→ **Work to complete**: Reproduce verbatim the lines of the records from the line containing "- carousel-dots: [440, 495, 520, 502]" up to and including the line containing "- logo-audio-text: AUDI: [93, 18, 157, 48]".

- - - - -

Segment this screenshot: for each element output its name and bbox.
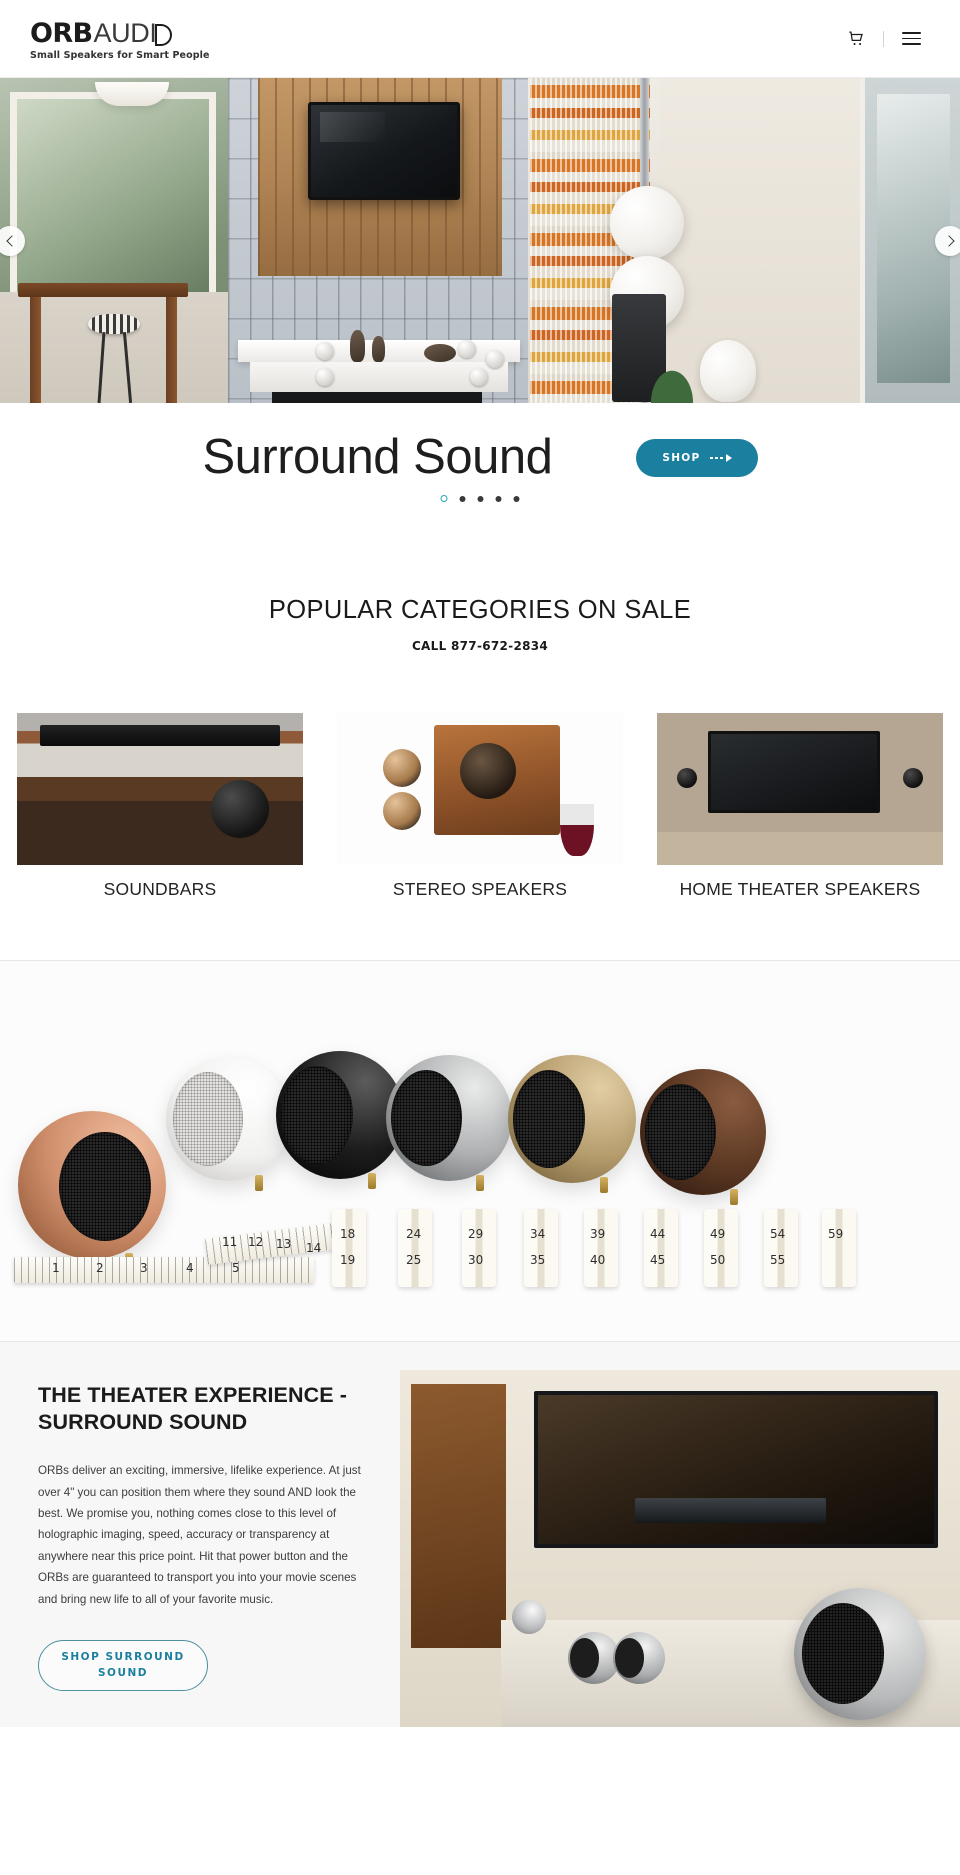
- carousel-dots: [440, 495, 520, 502]
- orb-brown: [640, 1069, 766, 1205]
- theater-heading: THE THEATER EXPERIENCE - SURROUND SOUND: [38, 1383, 348, 1435]
- shop-surround-sound-button[interactable]: SHOP SURROUND SOUND: [38, 1640, 208, 1691]
- carousel-dot-5[interactable]: [513, 495, 520, 502]
- tape-measure: 1 2 3 4 5 11 12 13 14 18 19 24 25 29 30 …: [10, 1209, 950, 1305]
- category-image-stereo-speakers: [337, 713, 623, 865]
- hamburger-menu-icon: [901, 32, 921, 45]
- orb-steel: [386, 1055, 512, 1191]
- category-label-soundbars: SOUNDBARS: [103, 879, 217, 899]
- logo-audio-text: AUDI: [93, 18, 157, 48]
- category-label-home-theater-speakers: HOME THEATER SPEAKERS: [679, 879, 921, 899]
- hero-shop-button[interactable]: SHOP: [636, 438, 758, 477]
- hero-title: Surround Sound: [202, 430, 553, 484]
- categories-title: POPULAR CATEGORIES ON SALE: [268, 596, 692, 624]
- orb-white: [166, 1057, 290, 1191]
- carousel-dot-1[interactable]: [440, 495, 448, 502]
- category-card-stereo-speakers[interactable]: STEREO SPEAKERS: [337, 713, 623, 900]
- hero-carousel: [0, 78, 960, 403]
- logo-o-mark-icon: [155, 23, 173, 46]
- orb-black-gloss: [276, 1051, 404, 1189]
- theater-body-text: ORBs deliver an exciting, immersive, lif…: [38, 1464, 361, 1606]
- category-image-soundbars: [17, 713, 303, 865]
- logo-tagline: Small Speakers for Smart People: [30, 50, 210, 61]
- category-image-home-theater-speakers: [657, 713, 943, 865]
- theater-image: [400, 1370, 960, 1727]
- theater-copy: THE THEATER EXPERIENCE - SURROUND SOUND …: [0, 1342, 400, 1727]
- hero-caption: Surround Sound SHOP: [0, 403, 960, 518]
- hero-shop-label: SHOP: [662, 451, 701, 464]
- carousel-dot-3[interactable]: [477, 495, 484, 502]
- logo-orb-text: ORB: [30, 18, 93, 49]
- popular-categories-section: POPULAR CATEGORIES ON SALE CALL 877-672-…: [0, 518, 960, 960]
- carousel-dot-4[interactable]: [495, 495, 502, 502]
- cart-button[interactable]: [835, 18, 877, 60]
- chevron-left-icon: [5, 234, 18, 247]
- categories-grid: SOUNDBARS STEREO SPEAKERS HOME THEATER S…: [0, 713, 960, 900]
- hero-slide-image: [0, 78, 960, 403]
- menu-button[interactable]: [890, 18, 932, 60]
- site-logo[interactable]: ORB AUDI Small Speakers for Smart People: [30, 16, 210, 62]
- site-header: ORB AUDI Small Speakers for Smart People: [0, 0, 960, 78]
- header-divider: [883, 30, 884, 47]
- orb-bronze: [508, 1055, 636, 1193]
- orb-lineup-image: 1 2 3 4 5 11 12 13 14 18 19 24 25 29 30 …: [0, 961, 960, 1341]
- category-label-stereo-speakers: STEREO SPEAKERS: [392, 879, 568, 899]
- arrow-right-icon: [709, 453, 732, 462]
- carousel-next-button[interactable]: [935, 225, 960, 256]
- shopping-cart-icon: [848, 31, 863, 46]
- theater-experience-section: THE THEATER EXPERIENCE - SURROUND SOUND …: [0, 1342, 960, 1727]
- categories-phone: CALL 877-672-2834: [411, 639, 549, 653]
- chevron-right-icon: [942, 234, 955, 247]
- category-card-soundbars[interactable]: SOUNDBARS: [17, 713, 303, 900]
- logo-wordmark: ORB AUDI: [30, 20, 210, 47]
- carousel-dot-2[interactable]: [459, 495, 466, 502]
- category-card-home-theater-speakers[interactable]: HOME THEATER SPEAKERS: [657, 713, 943, 900]
- page-root: ORB AUDI Small Speakers for Smart People: [0, 0, 960, 1727]
- header-actions: [835, 18, 932, 60]
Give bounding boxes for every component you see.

- - - - -

→ **Answer to the exercise**:
- carousel-dots: [440, 495, 520, 502]
- orb-brown: [640, 1069, 766, 1205]
- theater-heading: THE THEATER EXPERIENCE - SURROUND SOUND: [38, 1383, 348, 1435]
- shop-surround-sound-button[interactable]: SHOP SURROUND SOUND: [38, 1640, 208, 1691]
- carousel-dot-5[interactable]: [513, 495, 520, 502]
- tape-measure: 1 2 3 4 5 11 12 13 14 18 19 24 25 29 30 …: [10, 1209, 950, 1305]
- category-image-stereo-speakers: [337, 713, 623, 865]
- hamburger-menu-icon: [901, 32, 921, 45]
- orb-steel: [386, 1055, 512, 1191]
- category-label-soundbars: SOUNDBARS: [103, 879, 217, 899]
- logo-audio-text: AUDI: [93, 18, 157, 48]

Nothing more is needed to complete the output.